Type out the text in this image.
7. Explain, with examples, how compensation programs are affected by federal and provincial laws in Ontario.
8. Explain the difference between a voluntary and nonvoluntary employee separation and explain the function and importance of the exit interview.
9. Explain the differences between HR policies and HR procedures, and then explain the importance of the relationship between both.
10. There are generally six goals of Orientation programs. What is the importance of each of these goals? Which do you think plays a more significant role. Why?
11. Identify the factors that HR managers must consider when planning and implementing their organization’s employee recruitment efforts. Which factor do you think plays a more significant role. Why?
◆ ◆ ◆ ◆ ◆ ◆ ◆
Your task
From the records above, extract everything verbatim.

Exercise response
Type out the text in this image.
7. Explain, with examples, how compensation programs are affected by federal and provincial laws in Ontario.
8. Explain the difference between a voluntary and nonvoluntary employee separation and explain the function and importance of the exit interview.
9. Explain the differences between HR policies and HR procedures, and then explain the importance of the relationship between both.
10. There are generally six goals of Orientation programs. What is the importance of each of these goals? Which do you think plays a more significant role. Why?
11. Identify the factors that HR managers must consider when planning and implementing their organization’s employee recruitment efforts. Which factor do you think plays a more significant role. Why?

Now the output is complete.